[Saved entries]
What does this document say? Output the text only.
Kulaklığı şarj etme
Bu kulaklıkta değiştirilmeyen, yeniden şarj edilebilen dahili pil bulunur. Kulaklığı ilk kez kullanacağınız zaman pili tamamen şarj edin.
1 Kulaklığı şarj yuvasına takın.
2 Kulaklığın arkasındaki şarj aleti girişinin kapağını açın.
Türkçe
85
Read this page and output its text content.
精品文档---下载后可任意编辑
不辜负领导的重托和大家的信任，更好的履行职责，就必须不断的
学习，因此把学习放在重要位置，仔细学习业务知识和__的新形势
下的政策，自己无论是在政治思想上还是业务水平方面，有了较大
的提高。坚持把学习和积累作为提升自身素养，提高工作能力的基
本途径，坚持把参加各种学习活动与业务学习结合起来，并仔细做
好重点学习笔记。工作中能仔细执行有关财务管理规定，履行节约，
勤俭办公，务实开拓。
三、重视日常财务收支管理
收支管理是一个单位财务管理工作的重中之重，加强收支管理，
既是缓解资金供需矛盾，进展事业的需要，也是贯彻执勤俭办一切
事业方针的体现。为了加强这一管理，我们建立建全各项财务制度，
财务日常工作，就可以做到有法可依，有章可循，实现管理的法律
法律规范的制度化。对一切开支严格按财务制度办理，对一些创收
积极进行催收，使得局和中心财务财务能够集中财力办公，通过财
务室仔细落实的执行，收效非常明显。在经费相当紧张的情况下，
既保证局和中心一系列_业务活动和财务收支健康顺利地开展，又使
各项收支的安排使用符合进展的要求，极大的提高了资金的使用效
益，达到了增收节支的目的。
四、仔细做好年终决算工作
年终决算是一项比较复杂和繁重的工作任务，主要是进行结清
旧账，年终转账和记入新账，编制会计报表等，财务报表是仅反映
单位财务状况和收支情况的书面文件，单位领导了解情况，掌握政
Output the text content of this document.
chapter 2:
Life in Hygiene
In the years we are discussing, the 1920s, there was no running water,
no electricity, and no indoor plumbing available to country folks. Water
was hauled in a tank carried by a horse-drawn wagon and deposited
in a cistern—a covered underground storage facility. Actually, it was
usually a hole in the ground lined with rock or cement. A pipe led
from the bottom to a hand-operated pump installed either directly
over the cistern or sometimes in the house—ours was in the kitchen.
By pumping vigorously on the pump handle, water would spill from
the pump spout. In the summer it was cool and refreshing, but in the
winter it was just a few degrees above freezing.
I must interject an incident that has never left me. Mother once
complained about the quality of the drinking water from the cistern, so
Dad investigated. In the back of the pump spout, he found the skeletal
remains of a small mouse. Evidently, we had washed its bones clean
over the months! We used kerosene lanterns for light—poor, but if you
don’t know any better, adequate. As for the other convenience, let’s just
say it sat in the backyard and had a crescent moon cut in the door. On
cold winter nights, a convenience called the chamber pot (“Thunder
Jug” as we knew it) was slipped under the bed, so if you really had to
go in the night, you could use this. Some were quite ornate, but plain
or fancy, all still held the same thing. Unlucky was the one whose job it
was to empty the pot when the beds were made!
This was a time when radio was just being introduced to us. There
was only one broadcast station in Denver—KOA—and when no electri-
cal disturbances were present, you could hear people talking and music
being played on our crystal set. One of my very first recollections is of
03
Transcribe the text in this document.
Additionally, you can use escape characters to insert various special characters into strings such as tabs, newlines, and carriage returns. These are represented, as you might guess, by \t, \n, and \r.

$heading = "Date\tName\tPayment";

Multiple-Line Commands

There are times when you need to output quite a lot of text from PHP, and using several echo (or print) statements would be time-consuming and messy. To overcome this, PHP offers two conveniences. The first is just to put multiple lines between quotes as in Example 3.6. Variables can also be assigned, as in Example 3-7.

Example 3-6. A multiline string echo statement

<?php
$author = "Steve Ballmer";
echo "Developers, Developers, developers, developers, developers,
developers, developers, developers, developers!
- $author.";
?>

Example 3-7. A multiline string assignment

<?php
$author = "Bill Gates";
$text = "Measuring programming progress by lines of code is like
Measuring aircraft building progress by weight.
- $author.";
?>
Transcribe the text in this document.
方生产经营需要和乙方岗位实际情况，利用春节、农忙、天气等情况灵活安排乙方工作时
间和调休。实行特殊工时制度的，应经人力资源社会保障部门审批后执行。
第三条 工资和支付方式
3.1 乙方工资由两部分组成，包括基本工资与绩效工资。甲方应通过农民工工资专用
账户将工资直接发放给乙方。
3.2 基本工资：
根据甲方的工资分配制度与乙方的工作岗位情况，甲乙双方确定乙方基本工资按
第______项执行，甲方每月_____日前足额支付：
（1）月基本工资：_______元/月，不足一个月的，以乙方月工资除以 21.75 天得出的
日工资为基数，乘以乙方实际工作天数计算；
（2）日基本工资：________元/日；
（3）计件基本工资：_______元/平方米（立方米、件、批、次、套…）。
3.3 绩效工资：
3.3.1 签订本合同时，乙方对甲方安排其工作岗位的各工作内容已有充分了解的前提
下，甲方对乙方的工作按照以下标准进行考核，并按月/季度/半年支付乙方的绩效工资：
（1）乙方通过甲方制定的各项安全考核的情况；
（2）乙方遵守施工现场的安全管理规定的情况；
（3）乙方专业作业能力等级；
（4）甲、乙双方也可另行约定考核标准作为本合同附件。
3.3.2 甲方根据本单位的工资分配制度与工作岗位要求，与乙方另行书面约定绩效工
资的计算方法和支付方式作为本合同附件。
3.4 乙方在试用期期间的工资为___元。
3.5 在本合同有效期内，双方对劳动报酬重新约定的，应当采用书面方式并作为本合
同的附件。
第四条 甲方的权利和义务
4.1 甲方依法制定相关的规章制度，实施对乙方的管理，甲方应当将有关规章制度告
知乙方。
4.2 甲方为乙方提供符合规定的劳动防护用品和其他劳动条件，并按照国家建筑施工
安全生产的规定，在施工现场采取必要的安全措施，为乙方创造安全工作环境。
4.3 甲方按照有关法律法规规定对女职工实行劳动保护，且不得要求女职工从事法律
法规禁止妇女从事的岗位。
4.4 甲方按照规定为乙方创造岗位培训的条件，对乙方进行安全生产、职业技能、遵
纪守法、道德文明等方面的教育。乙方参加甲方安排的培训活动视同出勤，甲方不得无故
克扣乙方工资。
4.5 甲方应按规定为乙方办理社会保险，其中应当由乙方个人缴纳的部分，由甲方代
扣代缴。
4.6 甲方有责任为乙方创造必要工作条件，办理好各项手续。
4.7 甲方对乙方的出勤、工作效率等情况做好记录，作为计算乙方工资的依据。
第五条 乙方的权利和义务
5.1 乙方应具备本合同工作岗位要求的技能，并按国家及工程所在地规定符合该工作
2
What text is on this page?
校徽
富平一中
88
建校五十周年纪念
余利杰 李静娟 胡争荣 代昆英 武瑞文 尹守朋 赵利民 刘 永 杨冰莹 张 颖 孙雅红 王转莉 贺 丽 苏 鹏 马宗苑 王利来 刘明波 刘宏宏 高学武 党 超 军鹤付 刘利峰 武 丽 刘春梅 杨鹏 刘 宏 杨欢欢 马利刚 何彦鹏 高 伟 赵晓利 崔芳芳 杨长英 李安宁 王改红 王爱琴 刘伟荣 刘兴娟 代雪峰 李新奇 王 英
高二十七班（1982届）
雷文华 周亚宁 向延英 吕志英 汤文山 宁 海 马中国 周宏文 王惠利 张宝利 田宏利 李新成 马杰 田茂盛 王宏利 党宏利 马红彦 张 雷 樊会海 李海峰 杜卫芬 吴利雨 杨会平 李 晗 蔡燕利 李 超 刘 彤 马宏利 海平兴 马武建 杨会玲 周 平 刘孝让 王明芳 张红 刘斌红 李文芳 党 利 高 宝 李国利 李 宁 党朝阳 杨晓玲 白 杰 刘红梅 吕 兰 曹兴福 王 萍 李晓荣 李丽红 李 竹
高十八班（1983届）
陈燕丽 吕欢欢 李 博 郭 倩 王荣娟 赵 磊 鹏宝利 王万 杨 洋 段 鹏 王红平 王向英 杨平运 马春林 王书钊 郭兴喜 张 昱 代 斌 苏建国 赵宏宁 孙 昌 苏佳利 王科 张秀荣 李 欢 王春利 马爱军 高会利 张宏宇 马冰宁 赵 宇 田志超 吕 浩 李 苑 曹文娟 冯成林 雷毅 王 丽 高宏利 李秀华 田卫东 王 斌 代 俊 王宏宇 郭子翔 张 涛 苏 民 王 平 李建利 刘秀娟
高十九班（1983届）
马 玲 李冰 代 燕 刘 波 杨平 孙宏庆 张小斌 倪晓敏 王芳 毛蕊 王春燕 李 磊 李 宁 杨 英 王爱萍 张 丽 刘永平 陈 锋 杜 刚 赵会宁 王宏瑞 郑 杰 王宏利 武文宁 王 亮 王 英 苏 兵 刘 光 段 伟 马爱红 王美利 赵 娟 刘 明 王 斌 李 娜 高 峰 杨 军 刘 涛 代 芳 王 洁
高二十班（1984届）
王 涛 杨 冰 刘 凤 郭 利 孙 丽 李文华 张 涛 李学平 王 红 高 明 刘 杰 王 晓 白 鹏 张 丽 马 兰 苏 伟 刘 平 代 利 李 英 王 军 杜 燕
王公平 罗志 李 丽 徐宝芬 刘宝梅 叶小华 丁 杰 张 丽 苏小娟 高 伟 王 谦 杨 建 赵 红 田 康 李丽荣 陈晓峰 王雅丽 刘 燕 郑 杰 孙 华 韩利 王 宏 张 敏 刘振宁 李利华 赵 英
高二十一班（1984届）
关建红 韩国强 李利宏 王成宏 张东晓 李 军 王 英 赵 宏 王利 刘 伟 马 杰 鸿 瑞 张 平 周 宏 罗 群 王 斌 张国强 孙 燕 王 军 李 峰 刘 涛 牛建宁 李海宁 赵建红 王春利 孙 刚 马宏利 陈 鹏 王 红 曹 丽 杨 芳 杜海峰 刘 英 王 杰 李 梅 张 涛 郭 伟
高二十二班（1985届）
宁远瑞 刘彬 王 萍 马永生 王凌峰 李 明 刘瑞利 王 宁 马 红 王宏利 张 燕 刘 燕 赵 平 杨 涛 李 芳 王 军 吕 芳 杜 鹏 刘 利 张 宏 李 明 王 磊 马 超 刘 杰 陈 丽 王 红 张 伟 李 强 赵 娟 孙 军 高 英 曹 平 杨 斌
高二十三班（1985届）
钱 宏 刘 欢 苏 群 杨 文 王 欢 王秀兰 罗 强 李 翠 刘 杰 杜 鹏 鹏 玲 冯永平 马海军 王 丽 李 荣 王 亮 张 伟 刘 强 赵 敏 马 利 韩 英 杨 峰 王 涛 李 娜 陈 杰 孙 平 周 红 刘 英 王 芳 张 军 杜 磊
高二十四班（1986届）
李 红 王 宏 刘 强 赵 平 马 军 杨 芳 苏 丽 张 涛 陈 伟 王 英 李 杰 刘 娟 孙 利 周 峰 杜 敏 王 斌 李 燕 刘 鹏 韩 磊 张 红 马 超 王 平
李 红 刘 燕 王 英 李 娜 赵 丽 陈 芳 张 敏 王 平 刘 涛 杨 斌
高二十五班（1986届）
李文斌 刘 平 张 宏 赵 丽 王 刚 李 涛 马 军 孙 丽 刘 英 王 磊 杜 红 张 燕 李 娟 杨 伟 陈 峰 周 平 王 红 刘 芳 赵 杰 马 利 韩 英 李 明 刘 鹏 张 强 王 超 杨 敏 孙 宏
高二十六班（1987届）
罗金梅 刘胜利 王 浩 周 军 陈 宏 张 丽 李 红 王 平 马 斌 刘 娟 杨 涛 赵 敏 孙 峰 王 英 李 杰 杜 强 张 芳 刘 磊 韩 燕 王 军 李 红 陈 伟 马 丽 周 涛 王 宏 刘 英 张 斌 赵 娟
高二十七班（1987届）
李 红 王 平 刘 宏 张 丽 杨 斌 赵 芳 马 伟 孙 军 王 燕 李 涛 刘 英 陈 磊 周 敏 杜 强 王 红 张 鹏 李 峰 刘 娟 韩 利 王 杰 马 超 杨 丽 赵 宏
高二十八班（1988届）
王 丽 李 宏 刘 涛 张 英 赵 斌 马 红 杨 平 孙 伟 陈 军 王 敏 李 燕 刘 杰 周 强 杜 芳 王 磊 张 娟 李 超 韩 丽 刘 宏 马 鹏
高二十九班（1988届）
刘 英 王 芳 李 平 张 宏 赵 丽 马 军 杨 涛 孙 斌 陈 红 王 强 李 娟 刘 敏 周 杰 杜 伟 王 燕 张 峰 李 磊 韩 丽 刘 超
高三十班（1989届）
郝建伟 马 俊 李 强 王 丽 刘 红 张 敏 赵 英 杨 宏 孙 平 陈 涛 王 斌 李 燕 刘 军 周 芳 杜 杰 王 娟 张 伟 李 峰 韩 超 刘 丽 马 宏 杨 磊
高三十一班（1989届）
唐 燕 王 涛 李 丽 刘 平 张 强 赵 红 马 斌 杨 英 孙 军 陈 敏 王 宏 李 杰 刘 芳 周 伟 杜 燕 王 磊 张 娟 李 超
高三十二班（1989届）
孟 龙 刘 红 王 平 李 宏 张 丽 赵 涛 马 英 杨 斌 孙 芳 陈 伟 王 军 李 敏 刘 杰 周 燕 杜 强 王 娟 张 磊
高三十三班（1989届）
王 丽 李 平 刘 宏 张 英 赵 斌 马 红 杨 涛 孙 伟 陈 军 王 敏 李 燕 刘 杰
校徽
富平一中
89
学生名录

◆ **What is needed**:
Read the entries and select each line where the word "winter" is found.

◆ **Worked solution**:
winter it was just a few degrees above freezing.
cold winter nights, a convenience called the chamber pot (“Thunder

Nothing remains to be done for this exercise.